DIRECTIVE: Which lines in the material below contain the word "controlled"? Copy each of them.

EXERCISE MATERIALS:
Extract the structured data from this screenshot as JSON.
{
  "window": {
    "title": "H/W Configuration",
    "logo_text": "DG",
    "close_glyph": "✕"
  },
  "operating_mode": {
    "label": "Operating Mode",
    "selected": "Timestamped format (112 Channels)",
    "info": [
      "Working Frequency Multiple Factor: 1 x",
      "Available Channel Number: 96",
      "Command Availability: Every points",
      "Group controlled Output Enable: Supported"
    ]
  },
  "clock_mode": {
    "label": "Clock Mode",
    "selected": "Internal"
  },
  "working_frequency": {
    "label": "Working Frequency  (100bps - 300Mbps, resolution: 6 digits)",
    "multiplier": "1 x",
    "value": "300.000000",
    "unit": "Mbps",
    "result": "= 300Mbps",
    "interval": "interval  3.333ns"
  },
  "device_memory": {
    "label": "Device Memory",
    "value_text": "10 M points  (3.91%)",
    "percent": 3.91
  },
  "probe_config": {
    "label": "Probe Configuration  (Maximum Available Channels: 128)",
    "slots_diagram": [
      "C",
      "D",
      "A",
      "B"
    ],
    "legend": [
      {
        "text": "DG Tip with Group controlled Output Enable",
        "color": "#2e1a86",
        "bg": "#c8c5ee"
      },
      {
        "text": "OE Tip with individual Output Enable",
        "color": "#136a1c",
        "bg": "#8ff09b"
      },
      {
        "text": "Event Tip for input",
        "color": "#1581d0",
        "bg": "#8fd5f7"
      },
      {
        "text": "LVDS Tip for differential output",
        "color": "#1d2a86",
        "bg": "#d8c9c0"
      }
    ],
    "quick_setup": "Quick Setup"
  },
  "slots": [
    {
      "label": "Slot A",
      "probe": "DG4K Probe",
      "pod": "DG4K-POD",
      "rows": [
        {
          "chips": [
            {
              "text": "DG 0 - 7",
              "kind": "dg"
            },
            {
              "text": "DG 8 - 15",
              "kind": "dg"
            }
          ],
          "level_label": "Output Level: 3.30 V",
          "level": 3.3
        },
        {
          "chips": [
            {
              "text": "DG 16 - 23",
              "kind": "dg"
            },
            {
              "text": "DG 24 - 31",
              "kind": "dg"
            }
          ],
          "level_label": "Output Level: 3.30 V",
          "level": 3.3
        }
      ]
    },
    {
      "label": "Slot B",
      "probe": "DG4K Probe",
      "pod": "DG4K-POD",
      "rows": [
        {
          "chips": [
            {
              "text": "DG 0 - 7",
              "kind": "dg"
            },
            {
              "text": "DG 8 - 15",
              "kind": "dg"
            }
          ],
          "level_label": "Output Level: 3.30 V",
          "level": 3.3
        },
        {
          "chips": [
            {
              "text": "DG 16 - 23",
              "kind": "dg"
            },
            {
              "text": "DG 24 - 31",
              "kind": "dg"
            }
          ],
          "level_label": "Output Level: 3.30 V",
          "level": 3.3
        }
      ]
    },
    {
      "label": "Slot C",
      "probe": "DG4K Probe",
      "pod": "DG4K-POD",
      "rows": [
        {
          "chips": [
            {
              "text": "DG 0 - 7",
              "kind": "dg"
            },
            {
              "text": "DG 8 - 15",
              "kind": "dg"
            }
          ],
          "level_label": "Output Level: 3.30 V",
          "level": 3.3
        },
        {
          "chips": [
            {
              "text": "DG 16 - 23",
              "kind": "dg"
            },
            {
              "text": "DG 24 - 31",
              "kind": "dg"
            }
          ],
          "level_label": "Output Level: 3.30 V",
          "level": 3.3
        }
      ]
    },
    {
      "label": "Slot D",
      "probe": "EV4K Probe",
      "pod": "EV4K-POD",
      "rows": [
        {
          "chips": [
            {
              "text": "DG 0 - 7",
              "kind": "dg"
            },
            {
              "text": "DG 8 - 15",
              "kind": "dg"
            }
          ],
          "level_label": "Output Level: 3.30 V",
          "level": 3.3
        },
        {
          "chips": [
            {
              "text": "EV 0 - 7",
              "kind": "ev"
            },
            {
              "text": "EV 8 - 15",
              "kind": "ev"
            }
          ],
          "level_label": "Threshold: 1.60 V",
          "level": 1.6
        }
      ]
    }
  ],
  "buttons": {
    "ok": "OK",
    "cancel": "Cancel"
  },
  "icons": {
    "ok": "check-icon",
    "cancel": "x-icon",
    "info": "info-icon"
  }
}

RESULT:
      "Group controlled Output Enable: Supported"
        "text": "DG Tip with Group controlled Output Enable",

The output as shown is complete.